§ EXERCISE DIRECTIONS
The records below must be copied in full; omit the images.

-------- RECORDS FOR THE EXERCISE

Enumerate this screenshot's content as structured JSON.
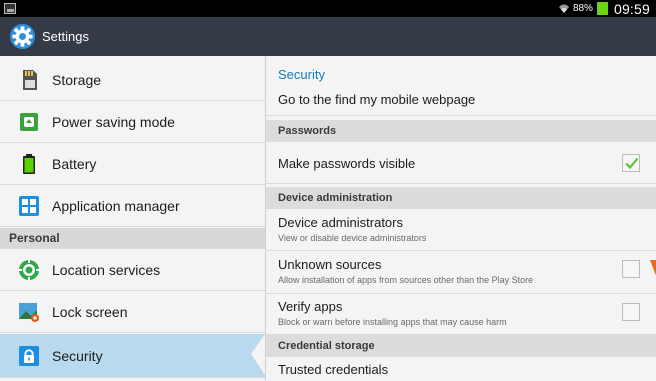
{
  "status_bar": {
    "battery_percent": "88%",
    "time": "09:59",
    "battery_color": "#6bd30f"
  },
  "action_bar": {
    "title": "Settings",
    "icon": "settings-gear-icon"
  },
  "sidebar": {
    "items": [
      {
        "label": "Storage",
        "icon": "storage-sd-card-icon"
      },
      {
        "label": "Power saving mode",
        "icon": "power-saving-icon"
      },
      {
        "label": "Battery",
        "icon": "battery-icon"
      },
      {
        "label": "Application manager",
        "icon": "application-manager-icon"
      }
    ],
    "section_personal": "Personal",
    "personal_items": [
      {
        "label": "Location services",
        "icon": "location-icon"
      },
      {
        "label": "Lock screen",
        "icon": "lock-screen-icon"
      },
      {
        "label": "Security",
        "icon": "security-lock-icon",
        "selected": true
      }
    ]
  },
  "panel": {
    "title": "Security",
    "find_mobile": "Go to the find my mobile webpage",
    "passwords_header": "Passwords",
    "make_passwords_visible": {
      "label": "Make passwords visible",
      "checked": true
    },
    "device_admin_header": "Device administration",
    "device_administrators": {
      "label": "Device administrators",
      "summary": "View or disable device administrators"
    },
    "unknown_sources": {
      "label": "Unknown sources",
      "summary": "Allow installation of apps from sources other than the Play Store",
      "checked": false
    },
    "verify_apps": {
      "label": "Verify apps",
      "summary": "Block or warn before installing apps that may cause harm",
      "checked": false
    },
    "credential_header": "Credential storage",
    "trusted_credentials": "Trusted credentials"
  },
  "colors": {
    "accent": "#1b7bbf",
    "action_bar": "#343b47",
    "selected_row": "#b9d9ee",
    "check_green": "#5fc43a"
  }
}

----------------

§ EXERCISE RESULT
Enumerate this screenshot's content as structured JSON.
{
  "status_bar": {
    "battery_percent": "88%",
    "time": "09:59",
    "battery_color": "#6bd30f"
  },
  "action_bar": {
    "title": "Settings",
    "icon": "settings-gear-icon"
  },
  "sidebar": {
    "items": [
      {
        "label": "Storage",
        "icon": "storage-sd-card-icon"
      },
      {
        "label": "Power saving mode",
        "icon": "power-saving-icon"
      },
      {
        "label": "Battery",
        "icon": "battery-icon"
      },
      {
        "label": "Application manager",
        "icon": "application-manager-icon"
      }
    ],
    "section_personal": "Personal",
    "personal_items": [
      {
        "label": "Location services",
        "icon": "location-icon"
      },
      {
        "label": "Lock screen",
        "icon": "lock-screen-icon"
      },
      {
        "label": "Security",
        "icon": "security-lock-icon",
        "selected": true
      }
    ]
  },
  "panel": {
    "title": "Security",
    "find_mobile": "Go to the find my mobile webpage",
    "passwords_header": "Passwords",
    "make_passwords_visible": {
      "label": "Make passwords visible",
      "checked": true
    },
    "device_admin_header": "Device administration",
    "device_administrators": {
      "label": "Device administrators",
      "summary": "View or disable device administrators"
    },
    "unknown_sources": {
      "label": "Unknown sources",
      "summary": "Allow installation of apps from sources other than the Play Store",
      "checked": false
    },
    "verify_apps": {
      "label": "Verify apps",
      "summary": "Block or warn before installing apps that may cause harm",
      "checked": false
    },
    "credential_header": "Credential storage",
    "trusted_credentials": "Trusted credentials"
  },
  "colors": {
    "accent": "#1b7bbf",
    "action_bar": "#343b47",
    "selected_row": "#b9d9ee",
    "check_green": "#5fc43a"
  }
}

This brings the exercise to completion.